[Figure contents as structured data]
┌──

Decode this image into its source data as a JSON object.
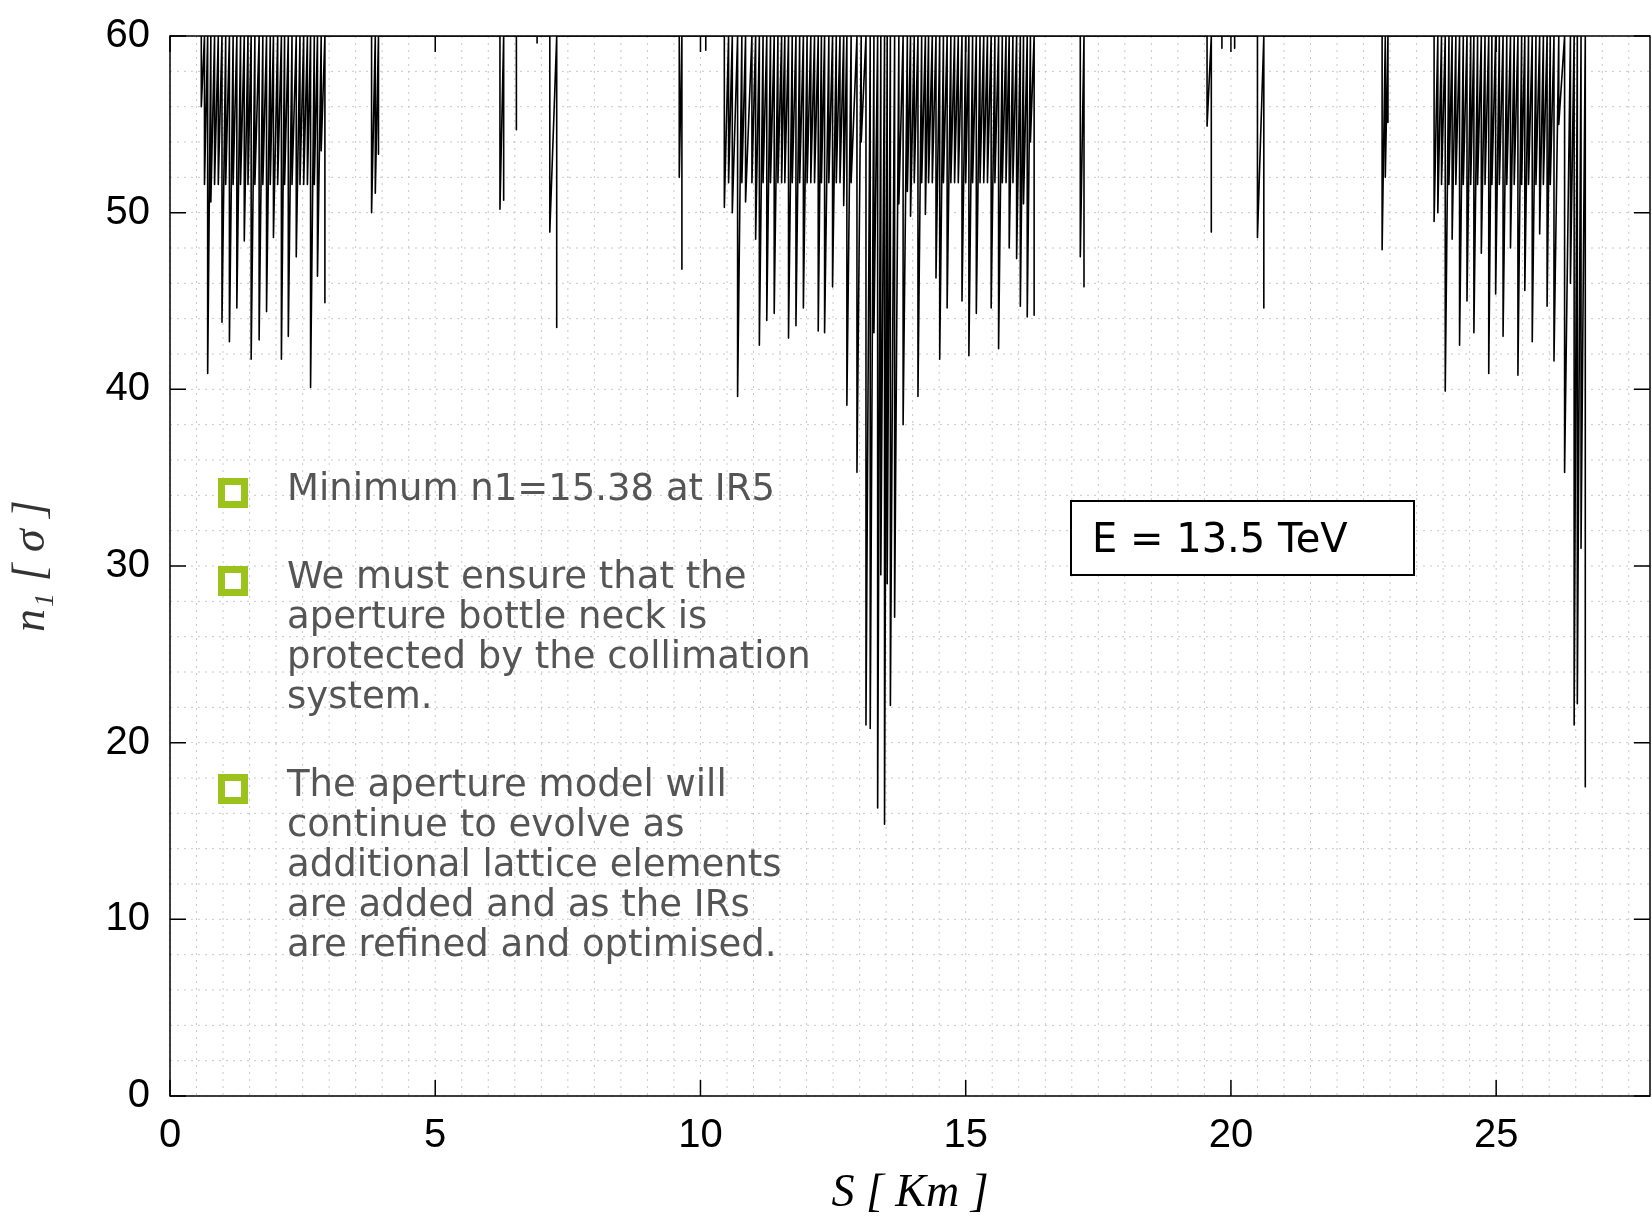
{
  "chart_data": {
    "type": "line",
    "xlabel": "S [ Km ]",
    "ylabel": "n₁ [ σ ]",
    "xlim": [
      0,
      27.9
    ],
    "xticks": [
      0,
      5,
      10,
      15,
      20,
      25
    ],
    "ylim": [
      0,
      60
    ],
    "yticks": [
      0,
      10,
      20,
      30,
      40,
      50,
      60
    ],
    "grid": true,
    "annotations": [
      "Minimum n1=15.38 at IR5",
      "We must ensure that the aperture bottle neck is protected by the collimation system.",
      "The aperture model will continue to evolve as additional lattice elements are added and as the IRs are refined and optimised.",
      "E = 13.5 TeV"
    ],
    "series": [
      {
        "color": "#000000",
        "x": [
          0.59,
          0.59,
          0.65,
          0.65,
          0.71,
          0.71,
          0.77,
          0.77,
          0.84,
          0.84,
          0.91,
          0.91,
          0.98,
          0.98,
          1.05,
          1.05,
          1.12,
          1.12,
          1.19,
          1.19,
          1.26,
          1.26,
          1.33,
          1.33,
          1.4,
          1.4,
          1.47,
          1.47,
          1.53,
          1.53,
          1.6,
          1.6,
          1.68,
          1.68,
          1.75,
          1.75,
          1.82,
          1.82,
          1.89,
          1.89,
          1.95,
          1.95,
          2.03,
          2.03,
          2.1,
          2.1,
          2.16,
          2.16,
          2.23,
          2.23,
          2.3,
          2.3,
          2.38,
          2.38,
          2.45,
          2.45,
          2.52,
          2.52,
          2.59,
          2.59,
          2.65,
          2.65,
          2.72,
          2.72,
          2.78,
          2.78,
          2.85,
          2.85,
          2.92,
          2.92,
          2.92,
          3.8,
          3.8,
          3.87,
          3.87,
          3.93,
          3.93,
          3.93,
          6.22,
          6.22,
          6.29,
          6.29,
          6.29,
          6.53,
          6.53,
          6.53,
          6.92,
          6.92,
          6.92,
          7.16,
          7.16,
          7.29,
          7.29,
          7.29,
          9.6,
          9.6,
          9.65,
          9.65,
          9.65,
          10.1,
          10.1,
          10.1,
          10.45,
          10.45,
          10.53,
          10.53,
          10.6,
          10.6,
          10.7,
          10.7,
          10.78,
          10.78,
          10.85,
          10.85,
          10.97,
          10.97,
          11.04,
          11.04,
          11.11,
          11.11,
          11.18,
          11.18,
          11.25,
          11.25,
          11.32,
          11.32,
          11.39,
          11.39,
          11.46,
          11.46,
          11.53,
          11.53,
          11.59,
          11.59,
          11.66,
          11.66,
          11.73,
          11.73,
          11.8,
          11.8,
          11.87,
          11.87,
          11.94,
          11.94,
          12.01,
          12.01,
          12.08,
          12.08,
          12.15,
          12.15,
          12.22,
          12.22,
          12.28,
          12.28,
          12.34,
          12.34,
          12.42,
          12.42,
          12.49,
          12.49,
          12.56,
          12.56,
          12.63,
          12.63,
          12.7,
          12.7,
          12.76,
          12.76,
          12.84,
          12.84,
          12.95,
          12.95,
          13.03,
          13.03,
          13.12,
          13.12,
          13.2,
          13.2,
          13.27,
          13.27,
          13.34,
          13.34,
          13.4,
          13.4,
          13.47,
          13.47,
          13.52,
          13.52,
          13.58,
          13.58,
          13.66,
          13.66,
          13.74,
          13.74,
          13.82,
          13.82,
          13.9,
          13.9,
          13.96,
          13.96,
          14.03,
          14.03,
          14.1,
          14.1,
          14.17,
          14.17,
          14.24,
          14.24,
          14.3,
          14.3,
          14.37,
          14.37,
          14.44,
          14.44,
          14.51,
          14.51,
          14.58,
          14.58,
          14.65,
          14.65,
          14.72,
          14.72,
          14.79,
          14.79,
          14.86,
          14.86,
          14.93,
          14.93,
          15,
          15,
          15.06,
          15.06,
          15.13,
          15.13,
          15.2,
          15.2,
          15.27,
          15.27,
          15.34,
          15.34,
          15.41,
          15.41,
          15.48,
          15.48,
          15.55,
          15.55,
          15.62,
          15.62,
          15.69,
          15.69,
          15.76,
          15.76,
          15.82,
          15.82,
          15.89,
          15.89,
          15.96,
          15.96,
          16.03,
          16.03,
          16.09,
          16.09,
          16.16,
          16.16,
          16.22,
          16.22,
          16.29,
          16.29,
          16.29,
          17.16,
          17.16,
          17.23,
          17.23,
          17.23,
          19.55,
          19.55,
          19.63,
          19.63,
          19.63,
          19.83,
          19.83,
          19.83,
          20.07,
          20.07,
          20.07,
          20.5,
          20.5,
          20.62,
          20.62,
          20.62,
          22.85,
          22.85,
          22.91,
          22.91,
          22.96,
          22.96,
          22.96,
          23.83,
          23.83,
          23.9,
          23.9,
          23.97,
          23.97,
          24.04,
          24.04,
          24.11,
          24.11,
          24.17,
          24.17,
          24.24,
          24.24,
          24.31,
          24.31,
          24.38,
          24.38,
          24.45,
          24.45,
          24.52,
          24.52,
          24.58,
          24.58,
          24.65,
          24.65,
          24.72,
          24.72,
          24.79,
          24.79,
          24.86,
          24.86,
          24.92,
          24.92,
          24.99,
          24.99,
          25.06,
          25.06,
          25.13,
          25.13,
          25.2,
          25.2,
          25.27,
          25.27,
          25.34,
          25.34,
          25.41,
          25.41,
          25.48,
          25.48,
          25.54,
          25.54,
          25.61,
          25.61,
          25.68,
          25.68,
          25.75,
          25.75,
          25.82,
          25.82,
          25.89,
          25.89,
          25.96,
          25.96,
          26.02,
          26.02,
          26.09,
          26.09,
          26.18,
          26.18,
          26.29,
          26.29,
          26.4,
          26.4,
          26.47,
          26.47,
          26.53,
          26.53,
          26.6,
          26.6,
          26.68,
          26.68,
          26.68
        ],
        "values": [
          60,
          56,
          60,
          51.6,
          60,
          40.9,
          60,
          50.6,
          60,
          51.6,
          60,
          51.6,
          60,
          43.8,
          60,
          51.6,
          60,
          42.7,
          60,
          51.6,
          60,
          44.6,
          60,
          51.6,
          60,
          48.4,
          60,
          51.6,
          60,
          41.7,
          60,
          51.6,
          60,
          42.8,
          60,
          51.6,
          60,
          44.4,
          60,
          51.6,
          60,
          48.6,
          60,
          51.6,
          60,
          41.7,
          60,
          51.6,
          60,
          43,
          60,
          51.6,
          60,
          47.5,
          60,
          51.6,
          60,
          51.6,
          60,
          51.6,
          60,
          40.1,
          60,
          51.6,
          60,
          46.4,
          60,
          53.5,
          60,
          44.9,
          60,
          60,
          50,
          60,
          51.1,
          60,
          53.3,
          60,
          60,
          50.2,
          60,
          50.7,
          60,
          60,
          54.7,
          60,
          60,
          59.6,
          60,
          60,
          48.9,
          60,
          43.5,
          60,
          60,
          52,
          60,
          46.8,
          60,
          60,
          59.2,
          60,
          60,
          50.3,
          60,
          51.7,
          60,
          50,
          60,
          39.6,
          60,
          51.7,
          60,
          50.6,
          60,
          51.7,
          60,
          48.5,
          60,
          42.5,
          60,
          51.7,
          60,
          43.9,
          60,
          51.7,
          60,
          44.3,
          60,
          51.7,
          60,
          51.7,
          60,
          51.7,
          60,
          42.9,
          60,
          51.7,
          60,
          43.6,
          60,
          51.7,
          60,
          44.6,
          60,
          51.7,
          60,
          51.7,
          60,
          51.7,
          60,
          43.3,
          60,
          51.7,
          60,
          43.2,
          60,
          51.7,
          60,
          45.8,
          60,
          51.7,
          60,
          51.7,
          60,
          50.4,
          60,
          39.1,
          60,
          51.7,
          60,
          35.3,
          60,
          54,
          60,
          21,
          60,
          20.8,
          60,
          43.2,
          60,
          16.3,
          60,
          29.5,
          60,
          15.38,
          60,
          29,
          60,
          22.1,
          60,
          27.1,
          60,
          50.5,
          60,
          38,
          60,
          51.2,
          60,
          49.8,
          60,
          51.7,
          60,
          39.6,
          60,
          51.7,
          60,
          49.9,
          60,
          51.7,
          60,
          51.7,
          60,
          46.3,
          60,
          41.7,
          60,
          51.7,
          60,
          44.6,
          60,
          51.7,
          60,
          51.7,
          60,
          51.7,
          60,
          45,
          60,
          51.7,
          60,
          41.9,
          60,
          51.7,
          60,
          44.3,
          60,
          51.7,
          60,
          51.7,
          60,
          51.7,
          60,
          44.6,
          60,
          51.7,
          60,
          42.3,
          60,
          51.7,
          60,
          51.7,
          60,
          48,
          60,
          51.7,
          60,
          47.4,
          60,
          44.7,
          60,
          50.5,
          60,
          44.1,
          60,
          54,
          60,
          44.2,
          60,
          60,
          47.5,
          60,
          45.8,
          60,
          60,
          54.9,
          60,
          48.9,
          60,
          60,
          59.3,
          60,
          60,
          59.3,
          60,
          60,
          48.6,
          60,
          44.6,
          60,
          60,
          47.9,
          60,
          52,
          60,
          55.1,
          60,
          60,
          49.5,
          60,
          50,
          60,
          51.6,
          60,
          39.9,
          60,
          51.6,
          60,
          48.5,
          60,
          51.6,
          60,
          42.5,
          60,
          51.6,
          60,
          45,
          60,
          51.6,
          60,
          43.2,
          60,
          51.6,
          60,
          47.7,
          60,
          51.6,
          60,
          40.9,
          60,
          51.6,
          60,
          45.4,
          60,
          51.6,
          60,
          43,
          60,
          51.6,
          60,
          48,
          60,
          51.6,
          60,
          40.8,
          60,
          51.6,
          60,
          45.6,
          60,
          51.6,
          60,
          42.7,
          60,
          51.6,
          60,
          48.8,
          60,
          51.6,
          60,
          44.7,
          60,
          51.6,
          60,
          41.6,
          60,
          55,
          60,
          35.3,
          60,
          46,
          60,
          21,
          60,
          22.2,
          60,
          31,
          60,
          17.5,
          60
        ]
      }
    ]
  }
}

└──

[Stated exercise] Collect from the data above every line that includes "aperture".

[Exercise solution]
      "We must ensure that the aperture bottle neck is protected by the collimation system.",
      "The aperture model will continue to evolve as additional lattice elements are added and as the IRs are refined and optimised.",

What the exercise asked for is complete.